* [What is being asked]: How many of the lines below contain "бюджета"? Answer with that number alone.

* [Data section]:
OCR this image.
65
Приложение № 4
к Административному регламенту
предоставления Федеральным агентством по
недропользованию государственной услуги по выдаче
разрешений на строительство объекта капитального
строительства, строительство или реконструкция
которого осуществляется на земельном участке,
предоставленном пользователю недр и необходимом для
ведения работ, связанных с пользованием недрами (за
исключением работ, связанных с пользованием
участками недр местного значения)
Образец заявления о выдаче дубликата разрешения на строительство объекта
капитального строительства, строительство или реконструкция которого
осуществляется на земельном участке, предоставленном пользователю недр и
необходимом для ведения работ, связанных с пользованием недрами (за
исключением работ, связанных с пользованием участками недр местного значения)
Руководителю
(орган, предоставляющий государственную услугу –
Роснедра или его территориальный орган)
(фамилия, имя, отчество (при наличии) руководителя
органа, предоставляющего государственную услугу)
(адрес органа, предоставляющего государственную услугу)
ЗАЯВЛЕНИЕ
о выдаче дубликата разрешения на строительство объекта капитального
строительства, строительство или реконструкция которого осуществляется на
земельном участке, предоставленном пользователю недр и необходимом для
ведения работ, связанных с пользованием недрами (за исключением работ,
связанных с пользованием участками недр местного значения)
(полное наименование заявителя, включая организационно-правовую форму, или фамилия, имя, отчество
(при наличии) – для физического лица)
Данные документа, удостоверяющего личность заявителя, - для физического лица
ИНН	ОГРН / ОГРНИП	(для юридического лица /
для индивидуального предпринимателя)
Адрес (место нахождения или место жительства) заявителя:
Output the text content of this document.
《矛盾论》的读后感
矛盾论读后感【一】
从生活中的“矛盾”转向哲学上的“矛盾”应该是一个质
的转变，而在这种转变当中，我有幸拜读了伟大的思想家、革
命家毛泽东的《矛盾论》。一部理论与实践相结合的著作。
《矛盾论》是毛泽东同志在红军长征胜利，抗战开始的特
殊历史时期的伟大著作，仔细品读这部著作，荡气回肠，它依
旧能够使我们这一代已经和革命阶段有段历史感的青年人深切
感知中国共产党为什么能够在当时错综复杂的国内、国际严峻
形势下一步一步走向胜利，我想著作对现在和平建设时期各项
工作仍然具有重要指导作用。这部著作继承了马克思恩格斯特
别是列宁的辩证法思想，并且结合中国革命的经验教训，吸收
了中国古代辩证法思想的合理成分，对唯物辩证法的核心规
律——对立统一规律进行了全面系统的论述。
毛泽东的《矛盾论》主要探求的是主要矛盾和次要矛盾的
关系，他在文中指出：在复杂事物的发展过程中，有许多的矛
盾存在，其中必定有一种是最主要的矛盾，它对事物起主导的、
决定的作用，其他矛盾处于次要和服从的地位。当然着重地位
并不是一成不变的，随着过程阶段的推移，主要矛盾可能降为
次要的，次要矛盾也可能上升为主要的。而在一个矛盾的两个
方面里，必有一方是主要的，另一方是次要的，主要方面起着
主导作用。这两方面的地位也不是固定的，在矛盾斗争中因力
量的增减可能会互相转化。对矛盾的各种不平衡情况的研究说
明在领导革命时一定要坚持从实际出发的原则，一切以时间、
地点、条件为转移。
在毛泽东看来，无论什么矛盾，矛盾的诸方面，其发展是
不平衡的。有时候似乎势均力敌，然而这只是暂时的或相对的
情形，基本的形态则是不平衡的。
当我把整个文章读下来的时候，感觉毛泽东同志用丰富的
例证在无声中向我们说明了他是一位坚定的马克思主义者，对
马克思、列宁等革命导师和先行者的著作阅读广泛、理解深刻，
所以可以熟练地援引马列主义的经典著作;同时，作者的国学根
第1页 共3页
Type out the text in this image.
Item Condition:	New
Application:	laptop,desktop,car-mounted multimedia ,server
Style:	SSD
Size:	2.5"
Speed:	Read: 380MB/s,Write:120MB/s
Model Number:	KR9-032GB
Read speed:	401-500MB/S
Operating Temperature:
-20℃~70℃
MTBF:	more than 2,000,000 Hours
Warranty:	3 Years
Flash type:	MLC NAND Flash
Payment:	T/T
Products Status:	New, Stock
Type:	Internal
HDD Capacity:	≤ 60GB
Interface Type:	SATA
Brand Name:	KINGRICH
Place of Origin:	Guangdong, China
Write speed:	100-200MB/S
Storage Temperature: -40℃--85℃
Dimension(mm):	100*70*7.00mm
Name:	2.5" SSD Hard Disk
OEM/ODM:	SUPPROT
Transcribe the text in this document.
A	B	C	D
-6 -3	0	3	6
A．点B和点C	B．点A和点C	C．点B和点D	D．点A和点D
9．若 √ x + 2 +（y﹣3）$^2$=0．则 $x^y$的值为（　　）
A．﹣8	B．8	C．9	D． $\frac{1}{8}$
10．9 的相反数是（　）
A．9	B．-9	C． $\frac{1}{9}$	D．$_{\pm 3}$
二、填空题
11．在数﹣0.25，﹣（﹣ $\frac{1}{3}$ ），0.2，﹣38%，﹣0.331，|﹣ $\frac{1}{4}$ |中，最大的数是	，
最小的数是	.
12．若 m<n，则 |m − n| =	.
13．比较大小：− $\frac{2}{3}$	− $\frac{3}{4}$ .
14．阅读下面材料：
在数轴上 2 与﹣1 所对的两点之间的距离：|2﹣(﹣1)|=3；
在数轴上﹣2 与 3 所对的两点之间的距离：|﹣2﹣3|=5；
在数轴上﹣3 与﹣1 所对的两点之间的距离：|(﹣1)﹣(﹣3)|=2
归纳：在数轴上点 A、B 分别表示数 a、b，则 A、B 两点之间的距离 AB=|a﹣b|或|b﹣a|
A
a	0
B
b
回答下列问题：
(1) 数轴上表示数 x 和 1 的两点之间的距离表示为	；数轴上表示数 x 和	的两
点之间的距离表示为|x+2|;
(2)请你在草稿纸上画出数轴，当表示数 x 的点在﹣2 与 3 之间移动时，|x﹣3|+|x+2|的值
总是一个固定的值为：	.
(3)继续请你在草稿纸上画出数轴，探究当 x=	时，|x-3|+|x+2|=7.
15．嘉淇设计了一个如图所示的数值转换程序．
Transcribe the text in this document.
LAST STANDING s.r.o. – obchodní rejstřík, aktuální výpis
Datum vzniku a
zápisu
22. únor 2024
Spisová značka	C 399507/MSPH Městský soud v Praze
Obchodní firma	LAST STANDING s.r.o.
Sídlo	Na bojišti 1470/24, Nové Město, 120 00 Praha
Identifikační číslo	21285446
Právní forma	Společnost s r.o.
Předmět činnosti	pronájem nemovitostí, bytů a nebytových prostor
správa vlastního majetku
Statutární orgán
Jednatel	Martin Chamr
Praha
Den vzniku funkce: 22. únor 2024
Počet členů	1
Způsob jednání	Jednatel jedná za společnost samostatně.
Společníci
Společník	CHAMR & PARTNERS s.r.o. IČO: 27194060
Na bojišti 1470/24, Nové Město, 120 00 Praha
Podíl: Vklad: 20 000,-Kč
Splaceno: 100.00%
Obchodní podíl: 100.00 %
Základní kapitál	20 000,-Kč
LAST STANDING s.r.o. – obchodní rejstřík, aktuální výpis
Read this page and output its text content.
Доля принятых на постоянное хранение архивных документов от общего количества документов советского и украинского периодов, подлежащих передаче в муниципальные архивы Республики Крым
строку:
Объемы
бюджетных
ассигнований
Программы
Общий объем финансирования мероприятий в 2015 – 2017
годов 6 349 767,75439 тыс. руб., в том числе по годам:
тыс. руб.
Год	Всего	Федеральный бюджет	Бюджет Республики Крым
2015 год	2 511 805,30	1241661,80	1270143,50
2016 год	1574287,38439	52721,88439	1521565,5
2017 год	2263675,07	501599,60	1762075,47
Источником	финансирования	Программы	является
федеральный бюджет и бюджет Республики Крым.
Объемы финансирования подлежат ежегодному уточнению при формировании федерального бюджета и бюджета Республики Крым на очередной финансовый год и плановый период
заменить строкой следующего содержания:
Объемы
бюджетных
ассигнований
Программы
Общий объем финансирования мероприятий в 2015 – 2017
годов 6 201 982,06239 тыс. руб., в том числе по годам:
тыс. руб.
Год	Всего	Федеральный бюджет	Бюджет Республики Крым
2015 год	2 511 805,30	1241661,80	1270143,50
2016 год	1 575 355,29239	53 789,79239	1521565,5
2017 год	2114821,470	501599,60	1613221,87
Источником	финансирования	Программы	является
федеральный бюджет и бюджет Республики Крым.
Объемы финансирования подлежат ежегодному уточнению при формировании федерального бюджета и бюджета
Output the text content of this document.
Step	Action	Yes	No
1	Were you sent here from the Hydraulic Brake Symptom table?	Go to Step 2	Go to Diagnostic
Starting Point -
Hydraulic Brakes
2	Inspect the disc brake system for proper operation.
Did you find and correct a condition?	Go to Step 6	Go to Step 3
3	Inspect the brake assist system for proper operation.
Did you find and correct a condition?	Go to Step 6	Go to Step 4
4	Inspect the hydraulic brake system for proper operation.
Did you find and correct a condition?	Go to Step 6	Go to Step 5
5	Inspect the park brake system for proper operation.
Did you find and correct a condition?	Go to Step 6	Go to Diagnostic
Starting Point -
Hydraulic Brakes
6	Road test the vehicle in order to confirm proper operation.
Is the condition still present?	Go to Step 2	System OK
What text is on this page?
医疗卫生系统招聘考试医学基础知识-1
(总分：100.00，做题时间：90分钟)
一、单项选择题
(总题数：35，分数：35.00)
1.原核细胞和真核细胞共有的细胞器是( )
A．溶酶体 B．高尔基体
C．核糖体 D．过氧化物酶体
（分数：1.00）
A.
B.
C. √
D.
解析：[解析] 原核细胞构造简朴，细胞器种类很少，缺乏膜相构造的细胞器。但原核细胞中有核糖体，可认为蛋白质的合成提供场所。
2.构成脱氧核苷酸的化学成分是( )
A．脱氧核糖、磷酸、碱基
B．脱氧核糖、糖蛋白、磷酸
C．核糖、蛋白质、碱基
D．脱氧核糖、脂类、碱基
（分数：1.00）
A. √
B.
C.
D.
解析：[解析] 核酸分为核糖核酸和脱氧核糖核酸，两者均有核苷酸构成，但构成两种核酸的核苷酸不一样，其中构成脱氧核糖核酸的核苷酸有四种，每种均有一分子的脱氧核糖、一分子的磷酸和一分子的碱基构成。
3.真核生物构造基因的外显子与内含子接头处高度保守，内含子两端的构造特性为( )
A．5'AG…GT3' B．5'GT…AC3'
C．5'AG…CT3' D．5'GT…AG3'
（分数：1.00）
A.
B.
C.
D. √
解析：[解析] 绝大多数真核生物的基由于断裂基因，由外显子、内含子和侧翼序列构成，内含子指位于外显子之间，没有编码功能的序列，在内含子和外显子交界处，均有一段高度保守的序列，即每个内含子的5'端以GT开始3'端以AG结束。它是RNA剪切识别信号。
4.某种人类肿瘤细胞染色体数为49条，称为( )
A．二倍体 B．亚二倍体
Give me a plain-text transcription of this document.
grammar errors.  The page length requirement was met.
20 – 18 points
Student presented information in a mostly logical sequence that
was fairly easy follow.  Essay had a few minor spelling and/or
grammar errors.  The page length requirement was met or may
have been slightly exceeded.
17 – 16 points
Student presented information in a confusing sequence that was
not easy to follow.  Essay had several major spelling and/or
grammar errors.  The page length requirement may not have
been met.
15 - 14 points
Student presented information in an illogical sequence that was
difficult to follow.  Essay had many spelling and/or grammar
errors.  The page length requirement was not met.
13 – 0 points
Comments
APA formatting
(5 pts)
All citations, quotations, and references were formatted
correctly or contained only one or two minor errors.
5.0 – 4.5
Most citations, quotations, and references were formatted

* [Output for this task]: 2